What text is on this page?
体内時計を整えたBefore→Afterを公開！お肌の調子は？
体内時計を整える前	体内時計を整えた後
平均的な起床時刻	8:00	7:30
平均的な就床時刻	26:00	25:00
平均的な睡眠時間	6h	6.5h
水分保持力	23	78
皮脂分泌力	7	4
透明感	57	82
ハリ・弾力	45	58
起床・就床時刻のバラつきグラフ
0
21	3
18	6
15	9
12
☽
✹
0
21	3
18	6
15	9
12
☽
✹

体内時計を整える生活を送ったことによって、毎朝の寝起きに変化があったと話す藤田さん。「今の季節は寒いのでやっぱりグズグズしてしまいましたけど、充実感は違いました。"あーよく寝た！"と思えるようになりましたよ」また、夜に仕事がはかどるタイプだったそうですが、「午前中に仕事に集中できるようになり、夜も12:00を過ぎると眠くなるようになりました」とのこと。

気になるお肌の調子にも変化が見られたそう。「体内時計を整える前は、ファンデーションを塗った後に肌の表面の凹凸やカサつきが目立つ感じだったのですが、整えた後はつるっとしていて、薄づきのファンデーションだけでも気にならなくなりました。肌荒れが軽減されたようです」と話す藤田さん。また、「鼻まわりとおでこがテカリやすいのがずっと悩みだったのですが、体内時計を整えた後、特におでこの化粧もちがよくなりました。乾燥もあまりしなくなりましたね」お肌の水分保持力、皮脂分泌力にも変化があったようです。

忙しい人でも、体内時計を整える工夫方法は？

### STATED EXERCISE
The records above should be restated word for word, please.

### TASK OUTPUT
What text is on this page?
体内時計を整えたBefore→Afterを公開！お肌の調子は？
体内時計を整える前	体内時計を整えた後
平均的な起床時刻	8:00	7:30
平均的な就床時刻	26:00	25:00
平均的な睡眠時間	6h	6.5h
水分保持力	23	78
皮脂分泌力	7	4
透明感	57	82
ハリ・弾力	45	58
起床・就床時刻のバラつきグラフ
0
21	3
18	6
15	9
12
☽
✹
0
21	3
18	6
15	9
12
☽
✹

体内時計を整える生活を送ったことによって、毎朝の寝起きに変化があったと話す藤田さん。「今の季節は寒いのでやっぱりグズグズしてしまいましたけど、充実感は違いました。"あーよく寝た！"と思えるようになりましたよ」また、夜に仕事がはかどるタイプだったそうですが、「午前中に仕事に集中できるようになり、夜も12:00を過ぎると眠くなるようになりました」とのこと。

気になるお肌の調子にも変化が見られたそう。「体内時計を整える前は、ファンデーションを塗った後に肌の表面の凹凸やカサつきが目立つ感じだったのですが、整えた後はつるっとしていて、薄づきのファンデーションだけでも気にならなくなりました。肌荒れが軽減されたようです」と話す藤田さん。また、「鼻まわりとおでこがテカリやすいのがずっと悩みだったのですが、体内時計を整えた後、特におでこの化粧もちがよくなりました。乾燥もあまりしなくなりましたね」お肌の水分保持力、皮脂分泌力にも変化があったようです。

忙しい人でも、体内時計を整える工夫方法は？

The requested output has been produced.